What you have to do. Below are some records. Pull every line that contains the word "title".

### Dataset entries

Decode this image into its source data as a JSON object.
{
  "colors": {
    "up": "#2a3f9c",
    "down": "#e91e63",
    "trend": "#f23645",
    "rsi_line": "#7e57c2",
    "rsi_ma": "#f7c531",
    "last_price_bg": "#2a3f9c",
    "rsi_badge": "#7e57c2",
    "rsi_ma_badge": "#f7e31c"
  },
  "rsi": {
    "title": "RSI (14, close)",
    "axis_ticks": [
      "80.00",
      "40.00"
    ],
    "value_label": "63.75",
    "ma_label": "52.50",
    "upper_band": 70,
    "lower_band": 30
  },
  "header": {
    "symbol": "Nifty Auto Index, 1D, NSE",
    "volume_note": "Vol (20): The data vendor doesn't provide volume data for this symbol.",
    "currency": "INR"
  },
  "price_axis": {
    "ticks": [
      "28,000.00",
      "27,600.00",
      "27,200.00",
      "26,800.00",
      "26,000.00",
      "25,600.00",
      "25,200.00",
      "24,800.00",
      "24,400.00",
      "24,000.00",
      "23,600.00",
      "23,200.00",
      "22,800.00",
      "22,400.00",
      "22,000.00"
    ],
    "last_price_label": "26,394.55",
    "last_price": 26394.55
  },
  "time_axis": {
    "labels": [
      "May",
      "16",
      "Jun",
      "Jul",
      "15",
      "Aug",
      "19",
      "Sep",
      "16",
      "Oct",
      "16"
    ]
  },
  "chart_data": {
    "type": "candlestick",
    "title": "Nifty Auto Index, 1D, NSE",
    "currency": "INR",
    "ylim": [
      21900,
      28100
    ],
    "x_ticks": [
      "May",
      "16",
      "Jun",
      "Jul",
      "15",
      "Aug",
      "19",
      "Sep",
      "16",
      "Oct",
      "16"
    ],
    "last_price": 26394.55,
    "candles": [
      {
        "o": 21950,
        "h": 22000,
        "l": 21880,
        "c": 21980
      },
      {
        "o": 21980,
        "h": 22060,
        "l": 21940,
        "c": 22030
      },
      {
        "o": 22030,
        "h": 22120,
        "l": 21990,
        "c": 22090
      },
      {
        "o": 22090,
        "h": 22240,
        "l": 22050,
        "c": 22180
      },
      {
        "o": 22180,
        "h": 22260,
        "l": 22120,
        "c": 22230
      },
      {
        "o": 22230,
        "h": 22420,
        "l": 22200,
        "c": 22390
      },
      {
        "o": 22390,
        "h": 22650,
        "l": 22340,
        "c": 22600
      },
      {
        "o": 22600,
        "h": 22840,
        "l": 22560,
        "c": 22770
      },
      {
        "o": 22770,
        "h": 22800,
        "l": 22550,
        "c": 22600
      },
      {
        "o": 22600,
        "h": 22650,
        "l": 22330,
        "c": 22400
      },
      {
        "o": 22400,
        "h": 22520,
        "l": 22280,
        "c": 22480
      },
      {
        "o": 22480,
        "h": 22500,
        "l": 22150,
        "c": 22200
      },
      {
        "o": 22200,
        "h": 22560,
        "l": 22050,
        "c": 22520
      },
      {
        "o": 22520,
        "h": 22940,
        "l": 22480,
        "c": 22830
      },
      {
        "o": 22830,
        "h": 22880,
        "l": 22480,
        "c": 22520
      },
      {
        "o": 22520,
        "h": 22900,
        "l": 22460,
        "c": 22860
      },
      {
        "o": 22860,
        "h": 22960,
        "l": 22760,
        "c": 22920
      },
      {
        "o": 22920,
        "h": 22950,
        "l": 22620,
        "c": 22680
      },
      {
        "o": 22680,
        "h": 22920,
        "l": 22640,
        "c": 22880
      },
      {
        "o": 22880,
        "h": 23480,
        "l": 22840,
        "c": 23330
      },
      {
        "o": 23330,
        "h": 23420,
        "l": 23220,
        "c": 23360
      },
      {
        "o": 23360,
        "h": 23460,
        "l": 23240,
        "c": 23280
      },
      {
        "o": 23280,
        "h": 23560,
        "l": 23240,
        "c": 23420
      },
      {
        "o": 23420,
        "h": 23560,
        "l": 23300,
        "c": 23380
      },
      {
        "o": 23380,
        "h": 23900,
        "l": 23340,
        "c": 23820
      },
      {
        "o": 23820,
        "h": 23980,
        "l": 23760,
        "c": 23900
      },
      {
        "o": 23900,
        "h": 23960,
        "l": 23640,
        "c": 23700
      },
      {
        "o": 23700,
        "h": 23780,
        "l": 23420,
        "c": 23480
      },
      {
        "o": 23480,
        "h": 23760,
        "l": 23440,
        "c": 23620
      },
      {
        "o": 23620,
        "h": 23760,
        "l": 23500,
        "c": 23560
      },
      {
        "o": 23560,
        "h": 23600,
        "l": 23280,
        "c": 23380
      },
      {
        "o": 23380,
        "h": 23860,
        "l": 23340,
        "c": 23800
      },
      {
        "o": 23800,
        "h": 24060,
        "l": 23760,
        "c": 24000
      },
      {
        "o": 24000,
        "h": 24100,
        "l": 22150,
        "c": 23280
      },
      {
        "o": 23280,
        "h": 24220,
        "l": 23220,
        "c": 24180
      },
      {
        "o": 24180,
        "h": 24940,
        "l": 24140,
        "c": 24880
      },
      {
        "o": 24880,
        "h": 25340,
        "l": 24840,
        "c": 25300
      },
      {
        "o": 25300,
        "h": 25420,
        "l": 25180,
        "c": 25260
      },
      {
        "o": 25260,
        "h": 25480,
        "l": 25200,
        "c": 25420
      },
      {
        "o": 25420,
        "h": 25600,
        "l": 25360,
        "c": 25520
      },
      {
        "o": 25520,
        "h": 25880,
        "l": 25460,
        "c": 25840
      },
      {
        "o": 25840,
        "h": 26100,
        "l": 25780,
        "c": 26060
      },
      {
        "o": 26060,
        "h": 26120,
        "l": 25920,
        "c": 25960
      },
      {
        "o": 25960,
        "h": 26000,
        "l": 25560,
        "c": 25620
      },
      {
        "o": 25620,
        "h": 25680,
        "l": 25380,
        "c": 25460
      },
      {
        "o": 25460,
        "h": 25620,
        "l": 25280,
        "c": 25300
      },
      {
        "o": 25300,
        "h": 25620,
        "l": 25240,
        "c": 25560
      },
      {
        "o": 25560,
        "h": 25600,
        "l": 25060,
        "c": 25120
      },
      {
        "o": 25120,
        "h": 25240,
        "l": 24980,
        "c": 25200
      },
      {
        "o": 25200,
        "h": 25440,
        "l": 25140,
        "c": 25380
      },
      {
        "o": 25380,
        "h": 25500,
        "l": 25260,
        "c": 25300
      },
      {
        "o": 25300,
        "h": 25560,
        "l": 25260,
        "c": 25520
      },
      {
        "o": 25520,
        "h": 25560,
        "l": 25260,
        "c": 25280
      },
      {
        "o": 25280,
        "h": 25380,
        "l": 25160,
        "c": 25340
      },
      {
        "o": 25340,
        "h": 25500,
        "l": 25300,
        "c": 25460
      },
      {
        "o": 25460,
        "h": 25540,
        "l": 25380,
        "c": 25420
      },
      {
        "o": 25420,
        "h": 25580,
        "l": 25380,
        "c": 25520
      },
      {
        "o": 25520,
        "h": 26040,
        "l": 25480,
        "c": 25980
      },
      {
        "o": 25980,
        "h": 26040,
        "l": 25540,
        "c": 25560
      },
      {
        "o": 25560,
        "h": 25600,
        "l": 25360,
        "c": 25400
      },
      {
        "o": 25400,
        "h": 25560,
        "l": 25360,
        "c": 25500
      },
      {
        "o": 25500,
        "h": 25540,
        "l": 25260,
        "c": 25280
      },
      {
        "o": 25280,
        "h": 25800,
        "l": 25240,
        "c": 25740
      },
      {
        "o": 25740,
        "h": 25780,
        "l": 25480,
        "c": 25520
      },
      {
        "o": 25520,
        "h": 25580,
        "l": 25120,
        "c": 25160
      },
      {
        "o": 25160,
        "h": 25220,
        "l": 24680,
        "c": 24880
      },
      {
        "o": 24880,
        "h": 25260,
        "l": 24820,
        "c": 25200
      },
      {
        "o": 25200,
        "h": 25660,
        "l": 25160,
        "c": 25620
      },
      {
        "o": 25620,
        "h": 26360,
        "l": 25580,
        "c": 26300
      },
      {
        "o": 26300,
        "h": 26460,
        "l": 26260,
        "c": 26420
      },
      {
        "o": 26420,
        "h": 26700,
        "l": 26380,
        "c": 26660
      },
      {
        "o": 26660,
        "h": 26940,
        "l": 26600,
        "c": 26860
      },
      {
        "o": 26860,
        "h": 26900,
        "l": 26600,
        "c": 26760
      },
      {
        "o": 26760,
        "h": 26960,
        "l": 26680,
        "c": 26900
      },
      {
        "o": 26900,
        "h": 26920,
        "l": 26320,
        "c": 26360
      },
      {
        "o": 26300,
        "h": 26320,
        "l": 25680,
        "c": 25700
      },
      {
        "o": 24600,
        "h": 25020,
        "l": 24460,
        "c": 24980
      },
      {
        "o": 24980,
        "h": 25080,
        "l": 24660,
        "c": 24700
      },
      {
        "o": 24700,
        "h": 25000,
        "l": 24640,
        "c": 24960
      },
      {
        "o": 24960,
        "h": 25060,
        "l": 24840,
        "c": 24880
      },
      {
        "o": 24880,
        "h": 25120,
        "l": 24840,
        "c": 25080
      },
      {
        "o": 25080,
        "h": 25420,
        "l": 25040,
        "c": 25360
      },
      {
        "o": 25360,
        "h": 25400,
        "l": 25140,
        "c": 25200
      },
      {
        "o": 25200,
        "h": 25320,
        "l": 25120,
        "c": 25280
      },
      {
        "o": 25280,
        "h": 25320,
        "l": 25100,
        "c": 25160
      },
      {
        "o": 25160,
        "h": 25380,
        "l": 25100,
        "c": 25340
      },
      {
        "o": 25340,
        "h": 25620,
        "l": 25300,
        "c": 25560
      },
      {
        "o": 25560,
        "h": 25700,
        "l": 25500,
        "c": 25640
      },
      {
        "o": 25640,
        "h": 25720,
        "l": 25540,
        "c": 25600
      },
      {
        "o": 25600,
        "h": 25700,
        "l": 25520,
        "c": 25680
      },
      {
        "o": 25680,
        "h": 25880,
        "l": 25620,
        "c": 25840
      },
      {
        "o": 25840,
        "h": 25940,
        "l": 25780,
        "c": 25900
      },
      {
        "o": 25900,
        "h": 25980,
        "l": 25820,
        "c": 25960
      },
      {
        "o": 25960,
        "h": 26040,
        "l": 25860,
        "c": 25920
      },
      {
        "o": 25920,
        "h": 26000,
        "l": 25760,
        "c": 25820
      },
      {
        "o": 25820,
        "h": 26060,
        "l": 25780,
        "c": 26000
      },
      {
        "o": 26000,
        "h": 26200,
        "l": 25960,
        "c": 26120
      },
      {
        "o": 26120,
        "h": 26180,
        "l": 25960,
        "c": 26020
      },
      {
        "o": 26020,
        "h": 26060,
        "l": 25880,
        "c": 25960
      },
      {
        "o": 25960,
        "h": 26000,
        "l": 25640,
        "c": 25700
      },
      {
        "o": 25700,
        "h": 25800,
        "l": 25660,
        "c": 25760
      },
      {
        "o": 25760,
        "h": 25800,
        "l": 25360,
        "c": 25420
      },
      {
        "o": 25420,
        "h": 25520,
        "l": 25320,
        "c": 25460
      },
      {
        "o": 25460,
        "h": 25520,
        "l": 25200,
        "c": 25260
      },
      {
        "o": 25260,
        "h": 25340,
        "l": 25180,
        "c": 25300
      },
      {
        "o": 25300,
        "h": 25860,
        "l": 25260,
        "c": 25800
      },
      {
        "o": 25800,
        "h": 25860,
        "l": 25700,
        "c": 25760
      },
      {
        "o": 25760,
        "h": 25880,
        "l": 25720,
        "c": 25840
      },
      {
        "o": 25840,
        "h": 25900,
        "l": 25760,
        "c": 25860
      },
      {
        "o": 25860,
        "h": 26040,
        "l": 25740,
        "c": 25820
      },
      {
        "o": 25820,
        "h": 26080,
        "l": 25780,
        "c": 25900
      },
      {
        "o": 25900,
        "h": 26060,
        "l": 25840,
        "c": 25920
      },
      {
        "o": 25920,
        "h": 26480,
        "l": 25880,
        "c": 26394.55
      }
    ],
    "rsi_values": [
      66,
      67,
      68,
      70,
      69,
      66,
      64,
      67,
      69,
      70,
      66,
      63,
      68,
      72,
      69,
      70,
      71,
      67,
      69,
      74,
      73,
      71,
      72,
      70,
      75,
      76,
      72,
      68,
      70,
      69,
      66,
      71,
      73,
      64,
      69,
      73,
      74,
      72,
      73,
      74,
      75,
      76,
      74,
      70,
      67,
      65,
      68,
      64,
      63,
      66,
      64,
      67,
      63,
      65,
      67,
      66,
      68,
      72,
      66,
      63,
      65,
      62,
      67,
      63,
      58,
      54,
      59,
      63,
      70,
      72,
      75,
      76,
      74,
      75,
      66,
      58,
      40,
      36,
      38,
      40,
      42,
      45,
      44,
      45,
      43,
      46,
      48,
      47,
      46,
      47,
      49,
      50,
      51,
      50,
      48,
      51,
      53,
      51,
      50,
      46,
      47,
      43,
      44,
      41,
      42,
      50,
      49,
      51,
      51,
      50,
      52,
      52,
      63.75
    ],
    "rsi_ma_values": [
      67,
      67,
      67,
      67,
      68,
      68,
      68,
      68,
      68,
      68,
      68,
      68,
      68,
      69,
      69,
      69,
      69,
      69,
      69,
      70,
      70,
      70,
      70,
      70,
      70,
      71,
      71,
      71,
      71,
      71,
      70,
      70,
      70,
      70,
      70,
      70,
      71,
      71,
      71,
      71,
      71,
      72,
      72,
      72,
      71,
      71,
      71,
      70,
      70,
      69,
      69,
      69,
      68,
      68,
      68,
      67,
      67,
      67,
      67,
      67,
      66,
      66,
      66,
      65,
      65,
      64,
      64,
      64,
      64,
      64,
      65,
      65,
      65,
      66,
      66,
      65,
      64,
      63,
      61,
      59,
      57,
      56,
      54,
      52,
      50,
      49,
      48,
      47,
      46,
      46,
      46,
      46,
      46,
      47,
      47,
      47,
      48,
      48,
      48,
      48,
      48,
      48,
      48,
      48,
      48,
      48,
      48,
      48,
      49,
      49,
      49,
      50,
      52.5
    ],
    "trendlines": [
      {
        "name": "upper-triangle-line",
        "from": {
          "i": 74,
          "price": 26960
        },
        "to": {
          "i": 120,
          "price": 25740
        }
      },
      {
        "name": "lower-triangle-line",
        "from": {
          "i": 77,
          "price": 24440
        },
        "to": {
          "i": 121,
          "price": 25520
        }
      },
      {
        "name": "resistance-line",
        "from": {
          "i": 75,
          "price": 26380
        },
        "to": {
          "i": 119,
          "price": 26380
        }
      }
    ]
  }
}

######

Answer for this exercise.
    "title": "RSI (14, close)",
    "title": "Nifty Auto Index, 1D, NSE",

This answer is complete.